▸ TASK DIRECTIONS
Exactly repeat the material, dropping every picture from the copy.

__________

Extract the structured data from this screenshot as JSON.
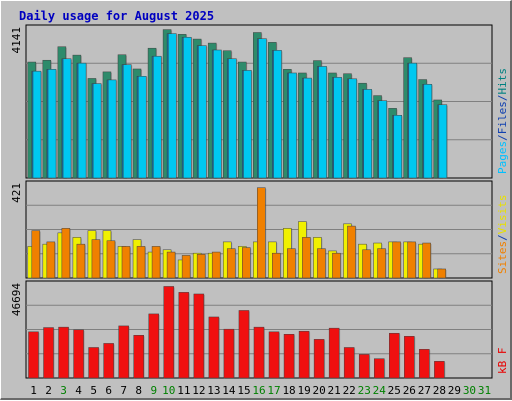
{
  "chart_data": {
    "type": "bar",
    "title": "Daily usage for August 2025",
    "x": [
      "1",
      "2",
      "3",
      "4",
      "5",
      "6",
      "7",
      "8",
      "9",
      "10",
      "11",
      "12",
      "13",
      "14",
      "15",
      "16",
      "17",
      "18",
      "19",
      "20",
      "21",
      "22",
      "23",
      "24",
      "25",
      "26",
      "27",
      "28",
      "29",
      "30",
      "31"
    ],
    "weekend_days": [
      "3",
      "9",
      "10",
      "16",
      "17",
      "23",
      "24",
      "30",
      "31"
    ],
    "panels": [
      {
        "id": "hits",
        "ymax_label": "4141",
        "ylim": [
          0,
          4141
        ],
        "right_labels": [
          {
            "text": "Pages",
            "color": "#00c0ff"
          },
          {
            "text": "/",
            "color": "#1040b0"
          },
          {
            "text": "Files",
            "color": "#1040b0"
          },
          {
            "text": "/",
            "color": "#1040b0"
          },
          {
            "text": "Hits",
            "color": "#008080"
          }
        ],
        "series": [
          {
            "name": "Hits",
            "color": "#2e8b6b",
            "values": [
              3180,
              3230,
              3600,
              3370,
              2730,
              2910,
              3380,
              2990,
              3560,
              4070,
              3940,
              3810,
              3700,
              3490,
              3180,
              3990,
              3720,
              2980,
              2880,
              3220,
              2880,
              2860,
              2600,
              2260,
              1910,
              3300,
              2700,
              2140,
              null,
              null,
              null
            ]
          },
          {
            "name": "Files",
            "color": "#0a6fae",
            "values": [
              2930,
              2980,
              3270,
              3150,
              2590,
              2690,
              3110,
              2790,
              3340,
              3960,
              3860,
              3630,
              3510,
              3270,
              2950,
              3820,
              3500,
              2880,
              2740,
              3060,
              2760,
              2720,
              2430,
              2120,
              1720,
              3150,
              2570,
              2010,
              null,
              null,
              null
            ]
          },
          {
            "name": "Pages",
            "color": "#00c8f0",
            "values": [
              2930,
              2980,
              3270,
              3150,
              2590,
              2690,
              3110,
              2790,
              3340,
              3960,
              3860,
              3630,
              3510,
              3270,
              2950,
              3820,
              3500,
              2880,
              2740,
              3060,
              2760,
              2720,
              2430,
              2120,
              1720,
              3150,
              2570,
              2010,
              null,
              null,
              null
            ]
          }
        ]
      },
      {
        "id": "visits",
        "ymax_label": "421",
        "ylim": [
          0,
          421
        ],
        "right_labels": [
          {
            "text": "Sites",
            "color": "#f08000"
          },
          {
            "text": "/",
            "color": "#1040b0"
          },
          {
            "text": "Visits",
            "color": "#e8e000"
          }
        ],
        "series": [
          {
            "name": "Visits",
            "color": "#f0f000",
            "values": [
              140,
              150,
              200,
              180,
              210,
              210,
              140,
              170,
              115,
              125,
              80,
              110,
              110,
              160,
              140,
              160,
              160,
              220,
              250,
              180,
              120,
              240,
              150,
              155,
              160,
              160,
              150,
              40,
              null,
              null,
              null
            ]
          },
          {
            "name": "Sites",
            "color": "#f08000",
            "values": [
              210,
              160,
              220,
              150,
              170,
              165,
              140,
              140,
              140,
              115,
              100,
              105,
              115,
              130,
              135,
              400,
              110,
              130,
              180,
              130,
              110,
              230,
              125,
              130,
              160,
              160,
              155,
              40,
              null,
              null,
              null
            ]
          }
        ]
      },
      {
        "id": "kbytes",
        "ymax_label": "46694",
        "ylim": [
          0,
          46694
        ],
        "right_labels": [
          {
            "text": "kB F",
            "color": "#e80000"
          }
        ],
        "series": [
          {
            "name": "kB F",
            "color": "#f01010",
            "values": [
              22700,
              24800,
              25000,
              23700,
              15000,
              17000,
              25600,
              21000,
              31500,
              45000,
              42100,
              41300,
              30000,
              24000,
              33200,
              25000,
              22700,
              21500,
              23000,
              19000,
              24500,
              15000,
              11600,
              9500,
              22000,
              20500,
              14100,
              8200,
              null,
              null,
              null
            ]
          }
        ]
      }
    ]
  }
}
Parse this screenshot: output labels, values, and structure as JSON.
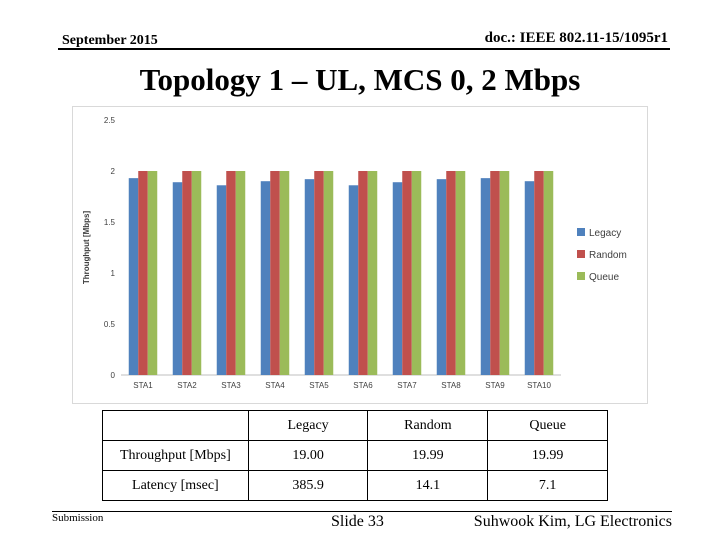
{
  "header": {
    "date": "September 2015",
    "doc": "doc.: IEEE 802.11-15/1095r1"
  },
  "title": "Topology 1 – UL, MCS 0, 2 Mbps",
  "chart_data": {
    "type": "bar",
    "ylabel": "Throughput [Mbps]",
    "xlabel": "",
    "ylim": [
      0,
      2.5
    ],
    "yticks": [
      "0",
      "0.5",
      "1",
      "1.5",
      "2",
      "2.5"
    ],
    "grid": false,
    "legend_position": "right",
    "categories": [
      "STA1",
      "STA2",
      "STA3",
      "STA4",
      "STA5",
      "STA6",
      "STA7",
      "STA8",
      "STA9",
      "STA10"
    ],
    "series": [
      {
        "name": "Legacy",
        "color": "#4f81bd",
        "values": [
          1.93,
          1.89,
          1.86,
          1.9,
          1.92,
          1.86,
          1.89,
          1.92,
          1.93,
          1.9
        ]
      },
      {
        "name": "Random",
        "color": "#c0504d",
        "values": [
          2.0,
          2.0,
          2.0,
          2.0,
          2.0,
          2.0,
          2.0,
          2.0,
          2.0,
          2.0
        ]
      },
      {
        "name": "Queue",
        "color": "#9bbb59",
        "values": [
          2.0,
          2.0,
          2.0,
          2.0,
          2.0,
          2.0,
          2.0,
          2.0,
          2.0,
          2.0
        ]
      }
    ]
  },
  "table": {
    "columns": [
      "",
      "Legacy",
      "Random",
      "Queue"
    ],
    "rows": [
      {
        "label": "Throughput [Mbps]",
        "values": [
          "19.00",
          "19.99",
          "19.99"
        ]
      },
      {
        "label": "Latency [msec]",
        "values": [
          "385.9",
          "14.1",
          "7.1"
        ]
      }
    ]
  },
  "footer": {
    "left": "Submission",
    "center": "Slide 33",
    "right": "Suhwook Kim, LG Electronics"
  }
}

__________

▸ SOLUTION TO THIS PROBLEM
Extract the structured data from this screenshot as JSON.
{
  "chart_data": {
    "type": "bar",
    "title": "Daily usage for August 2025",
    "x": [
      "1",
      "2",
      "3",
      "4",
      "5",
      "6",
      "7",
      "8",
      "9",
      "10",
      "11",
      "12",
      "13",
      "14",
      "15",
      "16",
      "17",
      "18",
      "19",
      "20",
      "21",
      "22",
      "23",
      "24",
      "25",
      "26",
      "27",
      "28",
      "29",
      "30",
      "31"
    ],
    "weekend_days": [
      "3",
      "9",
      "10",
      "16",
      "17",
      "23",
      "24",
      "30",
      "31"
    ],
    "panels": [
      {
        "id": "hits",
        "ymax_label": "4141",
        "ylim": [
          0,
          4141
        ],
        "right_labels": [
          {
            "text": "Pages",
            "color": "#00c0ff"
          },
          {
            "text": "/",
            "color": "#1040b0"
          },
          {
            "text": "Files",
            "color": "#1040b0"
          },
          {
            "text": "/",
            "color": "#1040b0"
          },
          {
            "text": "Hits",
            "color": "#008080"
          }
        ],
        "series": [
          {
            "name": "Hits",
            "color": "#2e8b6b",
            "values": [
              3180,
              3230,
              3600,
              3370,
              2730,
              2910,
              3380,
              2990,
              3560,
              4070,
              3940,
              3810,
              3700,
              3490,
              3180,
              3990,
              3720,
              2980,
              2880,
              3220,
              2880,
              2860,
              2600,
              2260,
              1910,
              3300,
              2700,
              2140,
              null,
              null,
              null
            ]
          },
          {
            "name": "Files",
            "color": "#0a6fae",
            "values": [
              2930,
              2980,
              3270,
              3150,
              2590,
              2690,
              3110,
              2790,
              3340,
              3960,
              3860,
              3630,
              3510,
              3270,
              2950,
              3820,
              3500,
              2880,
              2740,
              3060,
              2760,
              2720,
              2430,
              2120,
              1720,
              3150,
              2570,
              2010,
              null,
              null,
              null
            ]
          },
          {
            "name": "Pages",
            "color": "#00c8f0",
            "values": [
              2930,
              2980,
              3270,
              3150,
              2590,
              2690,
              3110,
              2790,
              3340,
              3960,
              3860,
              3630,
              3510,
              3270,
              2950,
              3820,
              3500,
              2880,
              2740,
              3060,
              2760,
              2720,
              2430,
              2120,
              1720,
              3150,
              2570,
              2010,
              null,
              null,
              null
            ]
          }
        ]
      },
      {
        "id": "visits",
        "ymax_label": "421",
        "ylim": [
          0,
          421
        ],
        "right_labels": [
          {
            "text": "Sites",
            "color": "#f08000"
          },
          {
            "text": "/",
            "color": "#1040b0"
          },
          {
            "text": "Visits",
            "color": "#e8e000"
          }
        ],
        "series": [
          {
            "name": "Visits",
            "color": "#f0f000",
            "values": [
              140,
              150,
              200,
              180,
              210,
              210,
              140,
              170,
              115,
              125,
              80,
              110,
              110,
              160,
              140,
              160,
              160,
              220,
              250,
              180,
              120,
              240,
              150,
              155,
              160,
              160,
              150,
              40,
              null,
              null,
              null
            ]
          },
          {
            "name": "Sites",
            "color": "#f08000",
            "values": [
              210,
              160,
              220,
              150,
              170,
              165,
              140,
              140,
              140,
              115,
              100,
              105,
              115,
              130,
              135,
              400,
              110,
              130,
              180,
              130,
              110,
              230,
              125,
              130,
              160,
              160,
              155,
              40,
              null,
              null,
              null
            ]
          }
        ]
      },
      {
        "id": "kbytes",
        "ymax_label": "46694",
        "ylim": [
          0,
          46694
        ],
        "right_labels": [
          {
            "text": "kB F",
            "color": "#e80000"
          }
        ],
        "series": [
          {
            "name": "kB F",
            "color": "#f01010",
            "values": [
              22700,
              24800,
              25000,
              23700,
              15000,
              17000,
              25600,
              21000,
              31500,
              45000,
              42100,
              41300,
              30000,
              24000,
              33200,
              25000,
              22700,
              21500,
              23000,
              19000,
              24500,
              15000,
              11600,
              9500,
              22000,
              20500,
              14100,
              8200,
              null,
              null,
              null
            ]
          }
        ]
      }
    ]
  }
}
Parse this screenshot: output labels, values, and structure as JSON.
{
  "header": {
    "date": "September 2015",
    "doc": "doc.: IEEE 802.11-15/1095r1"
  },
  "title": "Topology 1 – UL, MCS 0, 2 Mbps",
  "chart_data": {
    "type": "bar",
    "ylabel": "Throughput [Mbps]",
    "xlabel": "",
    "ylim": [
      0,
      2.5
    ],
    "yticks": [
      "0",
      "0.5",
      "1",
      "1.5",
      "2",
      "2.5"
    ],
    "grid": false,
    "legend_position": "right",
    "categories": [
      "STA1",
      "STA2",
      "STA3",
      "STA4",
      "STA5",
      "STA6",
      "STA7",
      "STA8",
      "STA9",
      "STA10"
    ],
    "series": [
      {
        "name": "Legacy",
        "color": "#4f81bd",
        "values": [
          1.93,
          1.89,
          1.86,
          1.9,
          1.92,
          1.86,
          1.89,
          1.92,
          1.93,
          1.9
        ]
      },
      {
        "name": "Random",
        "color": "#c0504d",
        "values": [
          2.0,
          2.0,
          2.0,
          2.0,
          2.0,
          2.0,
          2.0,
          2.0,
          2.0,
          2.0
        ]
      },
      {
        "name": "Queue",
        "color": "#9bbb59",
        "values": [
          2.0,
          2.0,
          2.0,
          2.0,
          2.0,
          2.0,
          2.0,
          2.0,
          2.0,
          2.0
        ]
      }
    ]
  },
  "table": {
    "columns": [
      "",
      "Legacy",
      "Random",
      "Queue"
    ],
    "rows": [
      {
        "label": "Throughput [Mbps]",
        "values": [
          "19.00",
          "19.99",
          "19.99"
        ]
      },
      {
        "label": "Latency [msec]",
        "values": [
          "385.9",
          "14.1",
          "7.1"
        ]
      }
    ]
  },
  "footer": {
    "left": "Submission",
    "center": "Slide 33",
    "right": "Suhwook Kim, LG Electronics"
  }
}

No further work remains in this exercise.